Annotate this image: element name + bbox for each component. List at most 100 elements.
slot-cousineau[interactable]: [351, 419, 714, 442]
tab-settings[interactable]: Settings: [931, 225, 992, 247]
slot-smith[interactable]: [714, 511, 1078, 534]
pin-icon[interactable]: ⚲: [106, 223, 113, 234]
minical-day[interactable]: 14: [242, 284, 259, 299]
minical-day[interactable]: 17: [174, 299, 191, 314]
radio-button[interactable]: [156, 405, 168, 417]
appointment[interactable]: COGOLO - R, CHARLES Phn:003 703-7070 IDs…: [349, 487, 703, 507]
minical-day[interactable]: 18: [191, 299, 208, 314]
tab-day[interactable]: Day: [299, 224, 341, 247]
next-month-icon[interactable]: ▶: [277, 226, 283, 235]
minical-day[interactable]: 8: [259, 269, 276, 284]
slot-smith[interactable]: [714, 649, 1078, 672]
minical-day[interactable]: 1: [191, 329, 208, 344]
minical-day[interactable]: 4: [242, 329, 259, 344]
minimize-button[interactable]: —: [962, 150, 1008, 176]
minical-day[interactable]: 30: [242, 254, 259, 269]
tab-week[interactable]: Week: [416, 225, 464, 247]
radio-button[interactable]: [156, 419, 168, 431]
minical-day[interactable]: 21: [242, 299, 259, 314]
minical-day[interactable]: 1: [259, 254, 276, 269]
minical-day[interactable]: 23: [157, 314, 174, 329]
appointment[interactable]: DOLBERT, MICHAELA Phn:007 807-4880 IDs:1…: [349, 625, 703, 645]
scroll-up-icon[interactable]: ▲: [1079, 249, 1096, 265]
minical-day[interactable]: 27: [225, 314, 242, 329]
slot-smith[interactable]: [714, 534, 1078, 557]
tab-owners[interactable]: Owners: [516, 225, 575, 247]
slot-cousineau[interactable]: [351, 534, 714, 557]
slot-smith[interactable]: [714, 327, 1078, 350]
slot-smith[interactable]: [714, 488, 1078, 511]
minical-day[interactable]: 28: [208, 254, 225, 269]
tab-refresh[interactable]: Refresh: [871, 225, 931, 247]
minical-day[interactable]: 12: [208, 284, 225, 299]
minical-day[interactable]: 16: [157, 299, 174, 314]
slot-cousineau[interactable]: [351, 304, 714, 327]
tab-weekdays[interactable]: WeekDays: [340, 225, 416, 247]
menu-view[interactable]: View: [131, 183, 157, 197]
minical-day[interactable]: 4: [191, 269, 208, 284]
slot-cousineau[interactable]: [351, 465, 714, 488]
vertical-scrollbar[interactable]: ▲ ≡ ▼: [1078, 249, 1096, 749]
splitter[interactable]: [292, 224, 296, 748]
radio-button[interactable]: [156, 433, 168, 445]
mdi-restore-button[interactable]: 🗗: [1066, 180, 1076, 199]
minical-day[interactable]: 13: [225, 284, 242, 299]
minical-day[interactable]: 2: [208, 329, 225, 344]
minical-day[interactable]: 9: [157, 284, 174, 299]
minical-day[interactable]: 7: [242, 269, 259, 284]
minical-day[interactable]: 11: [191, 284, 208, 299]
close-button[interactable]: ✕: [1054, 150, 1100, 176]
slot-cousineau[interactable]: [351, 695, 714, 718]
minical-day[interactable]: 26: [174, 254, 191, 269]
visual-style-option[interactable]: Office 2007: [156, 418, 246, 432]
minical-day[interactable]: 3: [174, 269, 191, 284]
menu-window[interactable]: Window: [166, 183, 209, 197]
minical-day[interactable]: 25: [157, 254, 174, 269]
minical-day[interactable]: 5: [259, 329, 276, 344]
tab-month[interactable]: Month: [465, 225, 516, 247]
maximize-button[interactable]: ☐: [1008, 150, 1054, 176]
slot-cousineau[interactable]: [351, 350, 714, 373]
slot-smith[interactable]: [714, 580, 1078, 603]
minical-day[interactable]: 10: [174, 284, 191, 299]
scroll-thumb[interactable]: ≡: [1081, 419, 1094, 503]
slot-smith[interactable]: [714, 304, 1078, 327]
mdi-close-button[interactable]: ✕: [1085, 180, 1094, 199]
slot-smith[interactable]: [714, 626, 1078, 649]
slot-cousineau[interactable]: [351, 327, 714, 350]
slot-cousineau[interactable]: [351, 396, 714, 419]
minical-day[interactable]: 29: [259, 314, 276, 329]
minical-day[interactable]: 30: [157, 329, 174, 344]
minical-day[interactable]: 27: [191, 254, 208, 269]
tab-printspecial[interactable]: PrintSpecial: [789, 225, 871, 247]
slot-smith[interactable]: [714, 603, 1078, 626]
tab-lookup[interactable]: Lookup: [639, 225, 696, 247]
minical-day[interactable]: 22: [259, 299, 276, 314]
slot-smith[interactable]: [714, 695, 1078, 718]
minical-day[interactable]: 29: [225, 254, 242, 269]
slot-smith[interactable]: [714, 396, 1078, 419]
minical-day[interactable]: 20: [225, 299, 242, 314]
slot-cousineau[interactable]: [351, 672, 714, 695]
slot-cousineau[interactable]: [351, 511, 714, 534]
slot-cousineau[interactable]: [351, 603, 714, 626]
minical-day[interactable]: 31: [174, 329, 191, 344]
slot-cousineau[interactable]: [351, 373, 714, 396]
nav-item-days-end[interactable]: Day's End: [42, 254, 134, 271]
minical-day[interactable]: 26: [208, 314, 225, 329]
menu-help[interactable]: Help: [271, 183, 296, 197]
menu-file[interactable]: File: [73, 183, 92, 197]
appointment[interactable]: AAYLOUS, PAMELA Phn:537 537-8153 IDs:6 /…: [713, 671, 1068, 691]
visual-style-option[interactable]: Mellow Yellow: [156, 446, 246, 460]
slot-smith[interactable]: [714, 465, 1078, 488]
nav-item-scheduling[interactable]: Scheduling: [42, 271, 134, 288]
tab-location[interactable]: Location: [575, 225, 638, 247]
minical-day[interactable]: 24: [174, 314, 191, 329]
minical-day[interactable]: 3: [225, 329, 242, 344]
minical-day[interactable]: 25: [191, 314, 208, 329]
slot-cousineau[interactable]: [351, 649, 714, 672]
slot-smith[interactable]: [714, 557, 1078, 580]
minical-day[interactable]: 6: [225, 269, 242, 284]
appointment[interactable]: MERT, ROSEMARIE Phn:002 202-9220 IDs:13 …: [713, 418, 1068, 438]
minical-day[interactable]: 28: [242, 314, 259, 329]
───
WHAT TO PRODUCE
Count how many lines of the records contain the string "menu", matching case exactly, and give only that number.

OUTPUT
4